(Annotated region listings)

+===+

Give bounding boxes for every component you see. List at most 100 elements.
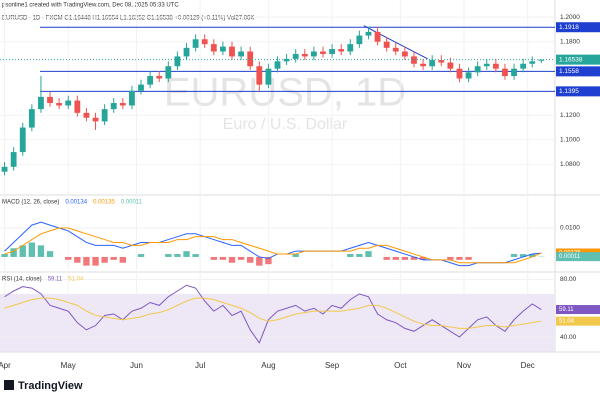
candle-body [38, 97, 44, 109]
level-label: 1.1558 [559, 68, 579, 75]
candle-body [138, 85, 144, 91]
candle-body [238, 52, 244, 57]
histogram-bar [402, 257, 408, 260]
histogram-bar [456, 257, 462, 260]
histogram-bar [511, 254, 517, 257]
candle-body [229, 47, 235, 57]
histogram-bar [192, 254, 198, 257]
candle-body [256, 66, 262, 84]
value-tag-label: 59.11 [559, 307, 574, 313]
histogram-bar [101, 257, 107, 263]
last-price-label: 1.16538 [559, 56, 583, 63]
candle-body [47, 97, 53, 103]
candle-body [93, 118, 99, 122]
candle-body [247, 52, 253, 67]
candle-body [11, 152, 17, 167]
candle-body [347, 44, 353, 51]
histogram-bar [229, 257, 235, 263]
histogram-bar [120, 257, 126, 263]
histogram-bar [138, 254, 144, 257]
candle-body [466, 72, 472, 78]
candle-body [502, 69, 508, 76]
y-tick-label: 1.1000 [560, 137, 580, 144]
candle-body [65, 101, 71, 106]
candle-body [193, 39, 199, 48]
logo: TradingView [18, 380, 83, 392]
candle-body [165, 66, 171, 78]
indicator-value: 59.11 [48, 277, 63, 283]
histogram-bar [211, 257, 217, 260]
candle-body [275, 61, 281, 68]
candle-body [393, 48, 399, 52]
x-tick-label: Jul [195, 361, 205, 370]
value-tag-label: 51.04 [559, 319, 575, 325]
histogram-bar [247, 257, 253, 263]
histogram-bar [111, 257, 117, 260]
histogram-bar [356, 254, 362, 257]
candle-body [438, 60, 444, 62]
candle-body [147, 76, 153, 85]
indicator-title: MACD (12, 26, close) [2, 200, 59, 206]
candle-body [356, 36, 362, 45]
attribution: psonline1 created with TradingView.com, … [2, 3, 179, 9]
indicator-value: 0.00134 [65, 200, 87, 206]
x-tick-label: Sep [325, 361, 340, 370]
symbol-header: EURUSD · 1D · FXCM O1.16448 H1.16554 L1.… [2, 16, 254, 22]
candle-body [311, 52, 317, 57]
y-tick-label: 80.00 [560, 276, 577, 283]
y-tick-label: 0.0100 [560, 225, 580, 232]
y-tick-label: 1.2000 [560, 14, 580, 21]
candle-body [320, 52, 326, 54]
candle-body [484, 64, 490, 66]
histogram-bar [256, 257, 262, 266]
indicator-value: 51.04 [68, 277, 84, 283]
candle-body [184, 48, 190, 57]
candle-body [511, 69, 517, 76]
candle-body [366, 32, 372, 36]
x-tick-label: Apr [0, 361, 11, 370]
candle-body [111, 103, 117, 109]
histogram-bar [47, 251, 53, 257]
histogram-bar [65, 257, 71, 260]
histogram-bar [383, 257, 389, 260]
candle-body [402, 52, 408, 57]
histogram-bar [183, 251, 189, 257]
rsi-band [0, 294, 555, 352]
candle-body [302, 54, 308, 56]
candle-body [457, 69, 463, 79]
histogram-bar [29, 242, 35, 256]
histogram-bar [165, 254, 171, 257]
candle-body [375, 32, 381, 42]
level-label: 1.1918 [559, 24, 579, 31]
histogram-bar [238, 257, 244, 260]
candle-body [29, 109, 35, 127]
x-tick-label: Dec [521, 361, 535, 370]
candle-body [293, 54, 299, 59]
candle-body [338, 49, 344, 51]
y-tick-label: 40.00 [560, 334, 577, 341]
indicator-value: 0.00011 [121, 200, 143, 206]
candle-body [384, 42, 390, 48]
candle-body [429, 60, 435, 66]
candle-body [74, 101, 80, 113]
x-tick-label: May [61, 361, 76, 370]
histogram-bar [92, 257, 98, 266]
candle-body [520, 64, 526, 69]
level-label: 1.1395 [559, 88, 579, 95]
candle-body [20, 128, 26, 153]
candle-body [329, 49, 335, 54]
y-tick-label: 1.1200 [560, 112, 580, 119]
x-tick-label: Nov [457, 361, 471, 370]
histogram-bar [1, 254, 7, 257]
watermark-subtitle: Euro / U.S. Dollar [223, 116, 348, 133]
x-tick-label: Jun [130, 361, 143, 370]
candle-body [2, 167, 8, 172]
candle-body [447, 63, 453, 69]
logo-icon [4, 380, 14, 390]
x-tick-label: Aug [261, 361, 275, 370]
indicator-title: RSI (14, close) [2, 277, 42, 283]
histogram-bar [174, 254, 180, 257]
candle-body [475, 66, 481, 72]
histogram-bar [220, 257, 226, 260]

+===+

→ **Set task**
Copy the lines between the one containing "candle-body [38, 97, 44, 109]" and the one containing "candle-body [275, 61, 281, 68]", inclusive.

→ **Answer for the task**
candle-body [38, 97, 44, 109]
level-label: 1.1558 [559, 68, 579, 75]
candle-body [138, 85, 144, 91]
candle-body [238, 52, 244, 57]
histogram-bar [402, 257, 408, 260]
histogram-bar [456, 257, 462, 260]
histogram-bar [511, 254, 517, 257]
candle-body [229, 47, 235, 57]
histogram-bar [192, 254, 198, 257]
candle-body [256, 66, 262, 84]
value-tag-label: 59.11 [559, 307, 574, 313]
histogram-bar [101, 257, 107, 263]
last-price-label: 1.16538 [559, 56, 583, 63]
candle-body [47, 97, 53, 103]
candle-body [93, 118, 99, 122]
candle-body [247, 52, 253, 67]
candle-body [11, 152, 17, 167]
candle-body [347, 44, 353, 51]
histogram-bar [229, 257, 235, 263]
histogram-bar [120, 257, 126, 263]
histogram-bar [138, 254, 144, 257]
candle-body [466, 72, 472, 78]
candle-body [502, 69, 508, 76]
y-tick-label: 1.1000 [560, 137, 580, 144]
candle-body [65, 101, 71, 106]
candle-body [193, 39, 199, 48]
logo: TradingView [18, 380, 83, 392]
candle-body [165, 66, 171, 78]
indicator-value: 59.11 [48, 277, 63, 283]
histogram-bar [211, 257, 217, 260]
candle-body [275, 61, 281, 68]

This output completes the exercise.